[Figure contents as structured data]
>>>>

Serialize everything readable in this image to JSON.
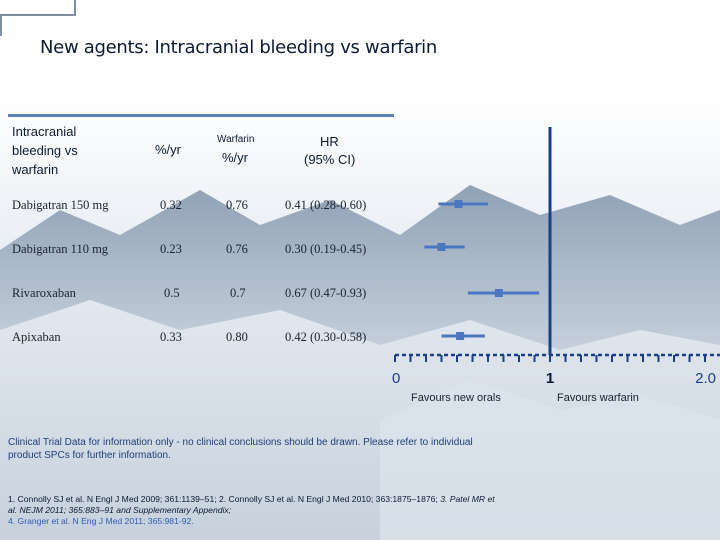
{
  "slide_title": "New agents: Intracranial bleeding vs warfarin",
  "table": {
    "headers": {
      "outcome": "Intracranial bleeding vs warfarin",
      "new_agent_rate": "%/yr",
      "warfarin_small": "Warfarin",
      "warfarin_rate": "%/yr",
      "hr_line1": "HR",
      "hr_line2": "(95% CI)"
    },
    "rows": [
      {
        "drug": "Dabigatran 150 mg",
        "rate": "0.32",
        "warfarin": "0.76",
        "hr": "0.41 (0.28-0.60)"
      },
      {
        "drug": "Dabigatran 110 mg",
        "rate": "0.23",
        "warfarin": "0.76",
        "hr": "0.30 (0.19-0.45)"
      },
      {
        "drug": "Rivaroxaban",
        "rate": "0.5",
        "warfarin": "0.7",
        "hr": "0.67 (0.47-0.93)"
      },
      {
        "drug": "Apixaban",
        "rate": "0.33",
        "warfarin": "0.80",
        "hr": "0.42 (0.30-0.58)"
      }
    ]
  },
  "chart_data": {
    "type": "scatter",
    "subtype": "forest-plot",
    "x_axis": {
      "ticks": [
        "0",
        "1",
        "2.0"
      ],
      "xlim": [
        0,
        2.0
      ]
    },
    "series": [
      {
        "values": [
          {
            "label": "Dabigatran 150 mg",
            "hr": 0.41,
            "ci_low": 0.28,
            "ci_high": 0.6
          },
          {
            "label": "Dabigatran 110 mg",
            "hr": 0.3,
            "ci_low": 0.19,
            "ci_high": 0.45
          },
          {
            "label": "Rivaroxaban",
            "hr": 0.67,
            "ci_low": 0.47,
            "ci_high": 0.93
          },
          {
            "label": "Apixaban",
            "hr": 0.42,
            "ci_low": 0.3,
            "ci_high": 0.58
          }
        ]
      }
    ],
    "reference_line": 1,
    "favours_left": "Favours new orals",
    "favours_right": "Favours warfarin",
    "marker_color": "#4a78c0"
  },
  "disclaimer": "Clinical Trial Data for information only - no clinical conclusions should be drawn. Please refer to individual product SPCs for further information.",
  "references": {
    "ref1": "1. Connolly SJ et al. N Engl J Med 2009; 361:1139–51; ",
    "ref2": "2. Connolly SJ et al. N Engl J Med 2010; 363:1875–1876; ",
    "ref3": "3. Patel MR et al. NEJM 2011; 365:883–91 and Supplementary Appendix; ",
    "ref4": "4. Granger et al. N Eng J Med 2011; 365:981-92."
  }
}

<<<<

▶ [TASK REQUIREMENTS]
Output every entry verbatim. Pictures do not belong in the copy.

▶ [TASK ANSWER]
Serialize everything readable in this image to JSON.
{
  "slide_title": "New agents: Intracranial bleeding vs warfarin",
  "table": {
    "headers": {
      "outcome": "Intracranial bleeding vs warfarin",
      "new_agent_rate": "%/yr",
      "warfarin_small": "Warfarin",
      "warfarin_rate": "%/yr",
      "hr_line1": "HR",
      "hr_line2": "(95% CI)"
    },
    "rows": [
      {
        "drug": "Dabigatran 150 mg",
        "rate": "0.32",
        "warfarin": "0.76",
        "hr": "0.41 (0.28-0.60)"
      },
      {
        "drug": "Dabigatran 110 mg",
        "rate": "0.23",
        "warfarin": "0.76",
        "hr": "0.30 (0.19-0.45)"
      },
      {
        "drug": "Rivaroxaban",
        "rate": "0.5",
        "warfarin": "0.7",
        "hr": "0.67 (0.47-0.93)"
      },
      {
        "drug": "Apixaban",
        "rate": "0.33",
        "warfarin": "0.80",
        "hr": "0.42 (0.30-0.58)"
      }
    ]
  },
  "chart_data": {
    "type": "scatter",
    "subtype": "forest-plot",
    "x_axis": {
      "ticks": [
        "0",
        "1",
        "2.0"
      ],
      "xlim": [
        0,
        2.0
      ]
    },
    "series": [
      {
        "values": [
          {
            "label": "Dabigatran 150 mg",
            "hr": 0.41,
            "ci_low": 0.28,
            "ci_high": 0.6
          },
          {
            "label": "Dabigatran 110 mg",
            "hr": 0.3,
            "ci_low": 0.19,
            "ci_high": 0.45
          },
          {
            "label": "Rivaroxaban",
            "hr": 0.67,
            "ci_low": 0.47,
            "ci_high": 0.93
          },
          {
            "label": "Apixaban",
            "hr": 0.42,
            "ci_low": 0.3,
            "ci_high": 0.58
          }
        ]
      }
    ],
    "reference_line": 1,
    "favours_left": "Favours new orals",
    "favours_right": "Favours warfarin",
    "marker_color": "#4a78c0"
  },
  "disclaimer": "Clinical Trial Data for information only - no clinical conclusions should be drawn. Please refer to individual product SPCs for further information.",
  "references": {
    "ref1": "1. Connolly SJ et al. N Engl J Med 2009; 361:1139–51; ",
    "ref2": "2. Connolly SJ et al. N Engl J Med 2010; 363:1875–1876; ",
    "ref3": "3. Patel MR et al. NEJM 2011; 365:883–91 and Supplementary Appendix; ",
    "ref4": "4. Granger et al. N Eng J Med 2011; 365:981-92."
  }
}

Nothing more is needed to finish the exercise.